Wherever the string "Institute" appears in a line, extract that line.
START PROVIDED RECORDS
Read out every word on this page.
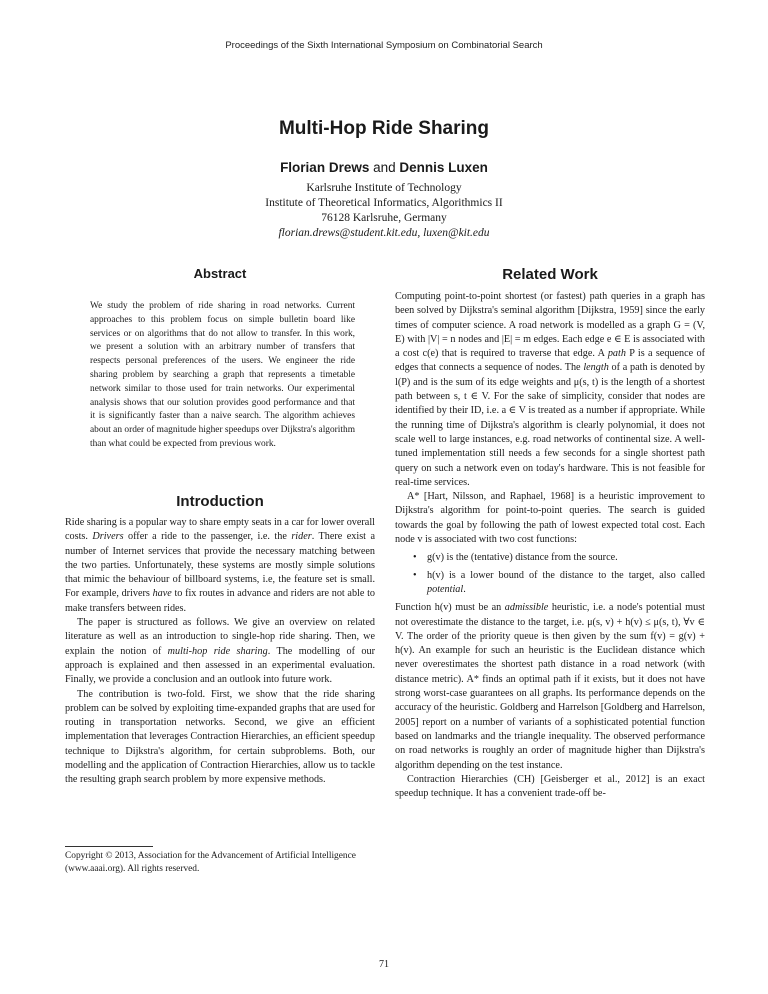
Proceedings of the Sixth International Symposium on Combinatorial Search
Multi-Hop Ride Sharing
Florian Drews and Dennis Luxen
Karlsruhe Institute of Technology
Institute of Theoretical Informatics, Algorithmics II
76128 Karlsruhe, Germany
florian.drews@student.kit.edu, luxen@kit.edu
Abstract
We study the problem of ride sharing in road networks. Current approaches to this problem focus on simple bulletin board like services or on algorithms that do not allow to transfer. In this work, we present a solution with an arbitrary number of transfers that respects personal preferences of the users. We engineer the ride sharing problem by searching a graph that represents a timetable network similar to those used for train networks. Our experimental analysis shows that our solution provides good performance and that it is significantly faster than a naive search. The algorithm achieves about an order of magnitude higher speedups over Dijkstra's algorithm than what could be expected from previous work.
Introduction

Ride sharing is a popular way to share empty seats in a car for lower overall costs. Drivers offer a ride to the passenger, i.e. the rider. There exist a number of Internet services that provide the necessary matching between the two parties. Unfortunately, these systems are mostly simple solutions that mimic the behaviour of billboard systems, i.e, the feature set is small. For example, drivers have to fix routes in advance and riders are not able to make transfers between rides.

The paper is structured as follows. We give an overview on related literature as well as an introduction to single-hop ride sharing. Then, we explain the notion of multi-hop ride sharing. The modelling of our approach is explained and then assessed in an experimental evaluation. Finally, we provide a conclusion and an outlook into future work.

The contribution is two-fold. First, we show that the ride sharing problem can be solved by exploiting time-expanded graphs that are used for routing in transportation networks. Second, we give an efficient implementation that leverages Contraction Hierarchies, an efficient speedup technique to Dijkstra's algorithm, for certain subproblems. Both, our modelling and the application of Contraction Hierarchies, allow us to tackle the resulting graph search problem by more expensive methods.

Copyright © 2013, Association for the Advancement of Artificial Intelligence (www.aaai.org). All rights reserved.
Related Work

Computing point-to-point shortest (or fastest) path queries in a graph has been solved by Dijkstra's seminal algorithm [Dijkstra, 1959] since the early times of computer science. A road network is modelled as a graph G = (V, E) with |V| = n nodes and |E| = m edges. Each edge e ∈ E is associated with a cost c(e) that is required to traverse that edge. A path P is a sequence of edges that connects a sequence of nodes. The length of a path is denoted by l(P) and is the sum of its edge weights and μ(s, t) is the length of a shortest path between s, t ∈ V. For the sake of simplicity, consider that nodes are identified by their ID, i.e. a ∈ V is treated as a number if appropriate. While the running time of Dijkstra's algorithm is clearly polynomial, it does not scale well to large instances, e.g. road networks of continental size. A well-tuned implementation still needs a few seconds for a single shortest path query on such a network even on today's hardware. This is not feasible for real-time services.

A* [Hart, Nilsson, and Raphael, 1968] is a heuristic improvement to Dijkstra's algorithm for point-to-point queries. The search is guided towards the goal by following the path of lowest expected total cost. Each node v is associated with two cost functions:

• g(v) is the (tentative) distance from the source.
• h(v) is a lower bound of the distance to the target, also called potential.

Function h(v) must be an admissible heuristic, i.e. a node's potential must not overestimate the distance to the target, i.e. μ(s, v) + h(v) ≤ μ(s, t), ∀v ∈ V. The order of the priority queue is then given by the sum f(v) = g(v) + h(v). An example for such an heuristic is the Euclidean distance which never overestimates the shortest path distance in a road network (with distance metric). A* finds an optimal path if it exists, but it does not have strong worst-case guarantees on all graphs. Its performance depends on the accuracy of the heuristic. Goldberg and Harrelson [Goldberg and Harrelson, 2005] report on a number of variants of a sophisticated potential function based on landmarks and the triangle inequality. The observed performance on road networks is roughly an order of magnitude higher than Dijkstra's algorithm depending on the test instance.

Contraction Hierarchies (CH) [Geisberger et al., 2012] is an exact speedup technique. It has a convenient trade-off be-

71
END PROVIDED RECORDS
*COMPLETE ANSWER:*
Karlsruhe Institute of Technology
Institute of Theoretical Informatics, Algorithmics II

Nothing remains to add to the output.